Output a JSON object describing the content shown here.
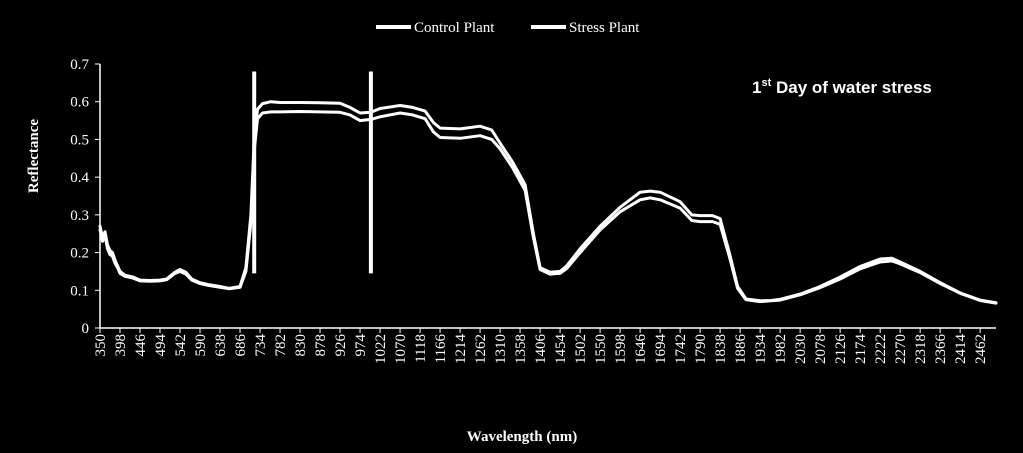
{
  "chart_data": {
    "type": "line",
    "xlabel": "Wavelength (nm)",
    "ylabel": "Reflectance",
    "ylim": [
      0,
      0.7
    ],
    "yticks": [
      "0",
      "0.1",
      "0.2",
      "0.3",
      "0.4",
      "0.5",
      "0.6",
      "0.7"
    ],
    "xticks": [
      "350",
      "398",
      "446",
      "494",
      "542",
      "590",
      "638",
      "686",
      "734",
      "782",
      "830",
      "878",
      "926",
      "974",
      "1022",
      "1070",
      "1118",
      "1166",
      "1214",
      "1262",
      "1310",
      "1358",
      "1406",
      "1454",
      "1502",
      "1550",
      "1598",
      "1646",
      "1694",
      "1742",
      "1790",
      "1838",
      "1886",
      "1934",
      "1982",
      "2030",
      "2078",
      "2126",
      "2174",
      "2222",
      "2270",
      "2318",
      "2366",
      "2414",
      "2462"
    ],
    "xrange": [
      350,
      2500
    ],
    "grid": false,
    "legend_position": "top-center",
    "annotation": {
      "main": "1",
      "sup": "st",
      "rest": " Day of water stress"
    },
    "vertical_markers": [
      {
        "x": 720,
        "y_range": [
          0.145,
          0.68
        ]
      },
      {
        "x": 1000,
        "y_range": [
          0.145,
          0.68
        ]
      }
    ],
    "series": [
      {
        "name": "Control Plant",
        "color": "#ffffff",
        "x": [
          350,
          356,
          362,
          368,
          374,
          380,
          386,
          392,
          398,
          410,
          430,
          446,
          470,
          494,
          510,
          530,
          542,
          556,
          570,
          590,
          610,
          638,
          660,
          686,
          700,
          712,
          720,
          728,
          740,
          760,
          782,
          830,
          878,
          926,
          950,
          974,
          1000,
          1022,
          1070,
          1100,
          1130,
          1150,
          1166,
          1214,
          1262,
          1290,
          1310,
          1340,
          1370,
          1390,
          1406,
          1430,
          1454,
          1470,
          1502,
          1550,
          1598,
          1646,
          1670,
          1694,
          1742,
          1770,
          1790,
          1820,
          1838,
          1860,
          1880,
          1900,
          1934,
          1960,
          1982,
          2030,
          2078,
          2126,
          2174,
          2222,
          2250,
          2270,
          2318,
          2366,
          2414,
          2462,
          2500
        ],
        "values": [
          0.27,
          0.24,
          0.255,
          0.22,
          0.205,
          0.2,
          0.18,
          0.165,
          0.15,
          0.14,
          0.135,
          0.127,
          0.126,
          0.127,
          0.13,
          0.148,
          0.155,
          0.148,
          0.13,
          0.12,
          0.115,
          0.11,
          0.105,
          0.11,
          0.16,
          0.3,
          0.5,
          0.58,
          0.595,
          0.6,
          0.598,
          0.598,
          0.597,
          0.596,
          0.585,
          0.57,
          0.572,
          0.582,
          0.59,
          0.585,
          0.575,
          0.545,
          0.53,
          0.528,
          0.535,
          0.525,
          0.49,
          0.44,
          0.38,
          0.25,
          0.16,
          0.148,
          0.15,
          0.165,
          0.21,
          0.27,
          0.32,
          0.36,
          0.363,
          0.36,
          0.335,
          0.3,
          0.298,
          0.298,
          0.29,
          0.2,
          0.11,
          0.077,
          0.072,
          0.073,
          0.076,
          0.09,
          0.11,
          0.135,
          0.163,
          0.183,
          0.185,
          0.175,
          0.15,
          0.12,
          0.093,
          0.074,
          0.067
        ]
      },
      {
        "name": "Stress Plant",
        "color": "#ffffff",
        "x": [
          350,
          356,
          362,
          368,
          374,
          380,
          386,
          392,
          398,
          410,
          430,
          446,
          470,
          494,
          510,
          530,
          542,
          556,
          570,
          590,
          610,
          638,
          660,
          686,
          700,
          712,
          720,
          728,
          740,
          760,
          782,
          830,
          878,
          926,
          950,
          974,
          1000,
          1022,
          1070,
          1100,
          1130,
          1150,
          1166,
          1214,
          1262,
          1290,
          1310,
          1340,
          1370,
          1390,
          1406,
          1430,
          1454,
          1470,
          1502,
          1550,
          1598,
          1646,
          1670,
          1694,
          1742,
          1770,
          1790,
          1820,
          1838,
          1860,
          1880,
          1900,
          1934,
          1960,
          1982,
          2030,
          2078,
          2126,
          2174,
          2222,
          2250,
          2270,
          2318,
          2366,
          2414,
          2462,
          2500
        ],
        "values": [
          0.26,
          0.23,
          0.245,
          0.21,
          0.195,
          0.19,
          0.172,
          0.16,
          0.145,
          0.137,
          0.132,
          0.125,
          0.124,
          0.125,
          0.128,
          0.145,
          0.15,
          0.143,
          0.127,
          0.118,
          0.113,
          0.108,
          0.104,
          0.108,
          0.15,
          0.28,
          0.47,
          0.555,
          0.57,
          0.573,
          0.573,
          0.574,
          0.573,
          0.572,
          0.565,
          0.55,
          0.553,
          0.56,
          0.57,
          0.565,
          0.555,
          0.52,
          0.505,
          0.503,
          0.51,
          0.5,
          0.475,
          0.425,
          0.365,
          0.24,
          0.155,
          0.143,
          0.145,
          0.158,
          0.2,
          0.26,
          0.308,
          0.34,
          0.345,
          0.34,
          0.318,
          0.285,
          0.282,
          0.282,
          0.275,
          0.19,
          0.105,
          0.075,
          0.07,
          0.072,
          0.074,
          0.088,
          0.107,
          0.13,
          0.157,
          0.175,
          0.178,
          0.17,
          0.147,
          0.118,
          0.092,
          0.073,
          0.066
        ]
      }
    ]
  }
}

→ Task: Omit the images and transcribe all of the records above word for word.

→ Solution for this task:
Output a JSON object describing the content shown here.
{
  "chart_data": {
    "type": "line",
    "xlabel": "Wavelength (nm)",
    "ylabel": "Reflectance",
    "ylim": [
      0,
      0.7
    ],
    "yticks": [
      "0",
      "0.1",
      "0.2",
      "0.3",
      "0.4",
      "0.5",
      "0.6",
      "0.7"
    ],
    "xticks": [
      "350",
      "398",
      "446",
      "494",
      "542",
      "590",
      "638",
      "686",
      "734",
      "782",
      "830",
      "878",
      "926",
      "974",
      "1022",
      "1070",
      "1118",
      "1166",
      "1214",
      "1262",
      "1310",
      "1358",
      "1406",
      "1454",
      "1502",
      "1550",
      "1598",
      "1646",
      "1694",
      "1742",
      "1790",
      "1838",
      "1886",
      "1934",
      "1982",
      "2030",
      "2078",
      "2126",
      "2174",
      "2222",
      "2270",
      "2318",
      "2366",
      "2414",
      "2462"
    ],
    "xrange": [
      350,
      2500
    ],
    "grid": false,
    "legend_position": "top-center",
    "annotation": {
      "main": "1",
      "sup": "st",
      "rest": " Day of water stress"
    },
    "vertical_markers": [
      {
        "x": 720,
        "y_range": [
          0.145,
          0.68
        ]
      },
      {
        "x": 1000,
        "y_range": [
          0.145,
          0.68
        ]
      }
    ],
    "series": [
      {
        "name": "Control Plant",
        "color": "#ffffff",
        "x": [
          350,
          356,
          362,
          368,
          374,
          380,
          386,
          392,
          398,
          410,
          430,
          446,
          470,
          494,
          510,
          530,
          542,
          556,
          570,
          590,
          610,
          638,
          660,
          686,
          700,
          712,
          720,
          728,
          740,
          760,
          782,
          830,
          878,
          926,
          950,
          974,
          1000,
          1022,
          1070,
          1100,
          1130,
          1150,
          1166,
          1214,
          1262,
          1290,
          1310,
          1340,
          1370,
          1390,
          1406,
          1430,
          1454,
          1470,
          1502,
          1550,
          1598,
          1646,
          1670,
          1694,
          1742,
          1770,
          1790,
          1820,
          1838,
          1860,
          1880,
          1900,
          1934,
          1960,
          1982,
          2030,
          2078,
          2126,
          2174,
          2222,
          2250,
          2270,
          2318,
          2366,
          2414,
          2462,
          2500
        ],
        "values": [
          0.27,
          0.24,
          0.255,
          0.22,
          0.205,
          0.2,
          0.18,
          0.165,
          0.15,
          0.14,
          0.135,
          0.127,
          0.126,
          0.127,
          0.13,
          0.148,
          0.155,
          0.148,
          0.13,
          0.12,
          0.115,
          0.11,
          0.105,
          0.11,
          0.16,
          0.3,
          0.5,
          0.58,
          0.595,
          0.6,
          0.598,
          0.598,
          0.597,
          0.596,
          0.585,
          0.57,
          0.572,
          0.582,
          0.59,
          0.585,
          0.575,
          0.545,
          0.53,
          0.528,
          0.535,
          0.525,
          0.49,
          0.44,
          0.38,
          0.25,
          0.16,
          0.148,
          0.15,
          0.165,
          0.21,
          0.27,
          0.32,
          0.36,
          0.363,
          0.36,
          0.335,
          0.3,
          0.298,
          0.298,
          0.29,
          0.2,
          0.11,
          0.077,
          0.072,
          0.073,
          0.076,
          0.09,
          0.11,
          0.135,
          0.163,
          0.183,
          0.185,
          0.175,
          0.15,
          0.12,
          0.093,
          0.074,
          0.067
        ]
      },
      {
        "name": "Stress Plant",
        "color": "#ffffff",
        "x": [
          350,
          356,
          362,
          368,
          374,
          380,
          386,
          392,
          398,
          410,
          430,
          446,
          470,
          494,
          510,
          530,
          542,
          556,
          570,
          590,
          610,
          638,
          660,
          686,
          700,
          712,
          720,
          728,
          740,
          760,
          782,
          830,
          878,
          926,
          950,
          974,
          1000,
          1022,
          1070,
          1100,
          1130,
          1150,
          1166,
          1214,
          1262,
          1290,
          1310,
          1340,
          1370,
          1390,
          1406,
          1430,
          1454,
          1470,
          1502,
          1550,
          1598,
          1646,
          1670,
          1694,
          1742,
          1770,
          1790,
          1820,
          1838,
          1860,
          1880,
          1900,
          1934,
          1960,
          1982,
          2030,
          2078,
          2126,
          2174,
          2222,
          2250,
          2270,
          2318,
          2366,
          2414,
          2462,
          2500
        ],
        "values": [
          0.26,
          0.23,
          0.245,
          0.21,
          0.195,
          0.19,
          0.172,
          0.16,
          0.145,
          0.137,
          0.132,
          0.125,
          0.124,
          0.125,
          0.128,
          0.145,
          0.15,
          0.143,
          0.127,
          0.118,
          0.113,
          0.108,
          0.104,
          0.108,
          0.15,
          0.28,
          0.47,
          0.555,
          0.57,
          0.573,
          0.573,
          0.574,
          0.573,
          0.572,
          0.565,
          0.55,
          0.553,
          0.56,
          0.57,
          0.565,
          0.555,
          0.52,
          0.505,
          0.503,
          0.51,
          0.5,
          0.475,
          0.425,
          0.365,
          0.24,
          0.155,
          0.143,
          0.145,
          0.158,
          0.2,
          0.26,
          0.308,
          0.34,
          0.345,
          0.34,
          0.318,
          0.285,
          0.282,
          0.282,
          0.275,
          0.19,
          0.105,
          0.075,
          0.07,
          0.072,
          0.074,
          0.088,
          0.107,
          0.13,
          0.157,
          0.175,
          0.178,
          0.17,
          0.147,
          0.118,
          0.092,
          0.073,
          0.066
        ]
      }
    ]
  }
}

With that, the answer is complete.